EXERCISE DETAILS.
Return every line below as is, leaving out the pictures.

Figure contents as structured data.
Begin
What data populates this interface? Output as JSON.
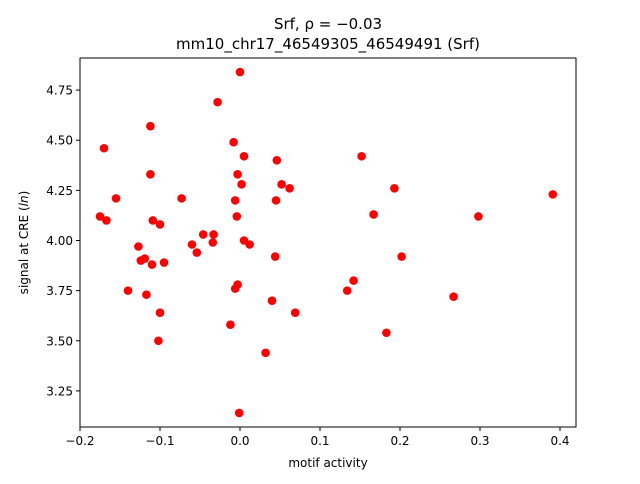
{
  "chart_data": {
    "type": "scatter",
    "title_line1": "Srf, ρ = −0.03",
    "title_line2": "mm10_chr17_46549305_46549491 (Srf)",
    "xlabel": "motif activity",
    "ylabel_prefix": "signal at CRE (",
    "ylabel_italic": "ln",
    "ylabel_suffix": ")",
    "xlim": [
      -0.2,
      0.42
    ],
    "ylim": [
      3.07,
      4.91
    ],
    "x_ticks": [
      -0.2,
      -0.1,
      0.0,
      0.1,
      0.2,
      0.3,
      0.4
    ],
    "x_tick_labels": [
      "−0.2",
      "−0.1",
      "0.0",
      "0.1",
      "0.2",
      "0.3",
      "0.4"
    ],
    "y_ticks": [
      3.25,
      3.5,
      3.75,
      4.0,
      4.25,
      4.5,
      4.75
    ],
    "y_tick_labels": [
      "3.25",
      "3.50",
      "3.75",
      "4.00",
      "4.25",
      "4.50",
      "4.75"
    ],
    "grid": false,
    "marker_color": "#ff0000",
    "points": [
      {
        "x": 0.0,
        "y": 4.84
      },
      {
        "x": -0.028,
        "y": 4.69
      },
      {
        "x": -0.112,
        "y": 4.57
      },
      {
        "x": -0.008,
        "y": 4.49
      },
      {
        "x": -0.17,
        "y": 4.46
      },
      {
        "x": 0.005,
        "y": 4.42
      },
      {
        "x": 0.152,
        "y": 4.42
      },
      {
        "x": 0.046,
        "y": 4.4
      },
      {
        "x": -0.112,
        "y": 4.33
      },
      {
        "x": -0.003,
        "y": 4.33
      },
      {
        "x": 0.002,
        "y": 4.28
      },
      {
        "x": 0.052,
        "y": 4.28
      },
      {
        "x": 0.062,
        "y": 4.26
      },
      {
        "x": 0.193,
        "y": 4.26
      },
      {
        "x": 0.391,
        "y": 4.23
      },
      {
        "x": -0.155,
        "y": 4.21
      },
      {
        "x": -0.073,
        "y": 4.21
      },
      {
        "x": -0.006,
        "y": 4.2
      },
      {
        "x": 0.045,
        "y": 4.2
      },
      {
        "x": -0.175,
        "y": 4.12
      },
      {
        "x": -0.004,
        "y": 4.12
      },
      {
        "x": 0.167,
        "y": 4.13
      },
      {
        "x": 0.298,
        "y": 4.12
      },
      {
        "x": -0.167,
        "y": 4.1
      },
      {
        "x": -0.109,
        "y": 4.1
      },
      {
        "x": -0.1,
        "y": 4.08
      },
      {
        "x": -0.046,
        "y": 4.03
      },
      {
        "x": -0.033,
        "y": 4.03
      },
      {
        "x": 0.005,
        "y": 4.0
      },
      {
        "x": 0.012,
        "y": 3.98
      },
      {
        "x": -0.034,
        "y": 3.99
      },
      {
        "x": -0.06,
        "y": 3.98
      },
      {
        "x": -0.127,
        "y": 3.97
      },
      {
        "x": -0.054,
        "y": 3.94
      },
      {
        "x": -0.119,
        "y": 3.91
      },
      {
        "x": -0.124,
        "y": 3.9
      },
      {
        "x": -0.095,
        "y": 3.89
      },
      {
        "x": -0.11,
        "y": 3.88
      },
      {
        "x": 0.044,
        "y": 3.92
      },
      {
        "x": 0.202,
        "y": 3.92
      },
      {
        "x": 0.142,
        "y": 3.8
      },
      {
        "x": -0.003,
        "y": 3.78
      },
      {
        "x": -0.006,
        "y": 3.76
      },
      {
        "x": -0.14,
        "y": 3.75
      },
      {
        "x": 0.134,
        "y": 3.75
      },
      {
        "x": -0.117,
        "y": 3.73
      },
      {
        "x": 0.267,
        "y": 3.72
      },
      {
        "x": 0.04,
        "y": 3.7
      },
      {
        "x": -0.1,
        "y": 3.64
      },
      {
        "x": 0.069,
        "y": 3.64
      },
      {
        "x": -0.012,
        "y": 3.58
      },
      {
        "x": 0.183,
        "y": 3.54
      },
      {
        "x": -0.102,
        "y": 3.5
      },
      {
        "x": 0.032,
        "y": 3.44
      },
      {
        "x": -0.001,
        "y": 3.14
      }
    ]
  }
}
End
COMPLETED EXERCISE.
What data populates this interface? Output as JSON.
{
  "chart_data": {
    "type": "scatter",
    "title_line1": "Srf, ρ = −0.03",
    "title_line2": "mm10_chr17_46549305_46549491 (Srf)",
    "xlabel": "motif activity",
    "ylabel_prefix": "signal at CRE (",
    "ylabel_italic": "ln",
    "ylabel_suffix": ")",
    "xlim": [
      -0.2,
      0.42
    ],
    "ylim": [
      3.07,
      4.91
    ],
    "x_ticks": [
      -0.2,
      -0.1,
      0.0,
      0.1,
      0.2,
      0.3,
      0.4
    ],
    "x_tick_labels": [
      "−0.2",
      "−0.1",
      "0.0",
      "0.1",
      "0.2",
      "0.3",
      "0.4"
    ],
    "y_ticks": [
      3.25,
      3.5,
      3.75,
      4.0,
      4.25,
      4.5,
      4.75
    ],
    "y_tick_labels": [
      "3.25",
      "3.50",
      "3.75",
      "4.00",
      "4.25",
      "4.50",
      "4.75"
    ],
    "grid": false,
    "marker_color": "#ff0000",
    "points": [
      {
        "x": 0.0,
        "y": 4.84
      },
      {
        "x": -0.028,
        "y": 4.69
      },
      {
        "x": -0.112,
        "y": 4.57
      },
      {
        "x": -0.008,
        "y": 4.49
      },
      {
        "x": -0.17,
        "y": 4.46
      },
      {
        "x": 0.005,
        "y": 4.42
      },
      {
        "x": 0.152,
        "y": 4.42
      },
      {
        "x": 0.046,
        "y": 4.4
      },
      {
        "x": -0.112,
        "y": 4.33
      },
      {
        "x": -0.003,
        "y": 4.33
      },
      {
        "x": 0.002,
        "y": 4.28
      },
      {
        "x": 0.052,
        "y": 4.28
      },
      {
        "x": 0.062,
        "y": 4.26
      },
      {
        "x": 0.193,
        "y": 4.26
      },
      {
        "x": 0.391,
        "y": 4.23
      },
      {
        "x": -0.155,
        "y": 4.21
      },
      {
        "x": -0.073,
        "y": 4.21
      },
      {
        "x": -0.006,
        "y": 4.2
      },
      {
        "x": 0.045,
        "y": 4.2
      },
      {
        "x": -0.175,
        "y": 4.12
      },
      {
        "x": -0.004,
        "y": 4.12
      },
      {
        "x": 0.167,
        "y": 4.13
      },
      {
        "x": 0.298,
        "y": 4.12
      },
      {
        "x": -0.167,
        "y": 4.1
      },
      {
        "x": -0.109,
        "y": 4.1
      },
      {
        "x": -0.1,
        "y": 4.08
      },
      {
        "x": -0.046,
        "y": 4.03
      },
      {
        "x": -0.033,
        "y": 4.03
      },
      {
        "x": 0.005,
        "y": 4.0
      },
      {
        "x": 0.012,
        "y": 3.98
      },
      {
        "x": -0.034,
        "y": 3.99
      },
      {
        "x": -0.06,
        "y": 3.98
      },
      {
        "x": -0.127,
        "y": 3.97
      },
      {
        "x": -0.054,
        "y": 3.94
      },
      {
        "x": -0.119,
        "y": 3.91
      },
      {
        "x": -0.124,
        "y": 3.9
      },
      {
        "x": -0.095,
        "y": 3.89
      },
      {
        "x": -0.11,
        "y": 3.88
      },
      {
        "x": 0.044,
        "y": 3.92
      },
      {
        "x": 0.202,
        "y": 3.92
      },
      {
        "x": 0.142,
        "y": 3.8
      },
      {
        "x": -0.003,
        "y": 3.78
      },
      {
        "x": -0.006,
        "y": 3.76
      },
      {
        "x": -0.14,
        "y": 3.75
      },
      {
        "x": 0.134,
        "y": 3.75
      },
      {
        "x": -0.117,
        "y": 3.73
      },
      {
        "x": 0.267,
        "y": 3.72
      },
      {
        "x": 0.04,
        "y": 3.7
      },
      {
        "x": -0.1,
        "y": 3.64
      },
      {
        "x": 0.069,
        "y": 3.64
      },
      {
        "x": -0.012,
        "y": 3.58
      },
      {
        "x": 0.183,
        "y": 3.54
      },
      {
        "x": -0.102,
        "y": 3.5
      },
      {
        "x": 0.032,
        "y": 3.44
      },
      {
        "x": -0.001,
        "y": 3.14
      }
    ]
  }
}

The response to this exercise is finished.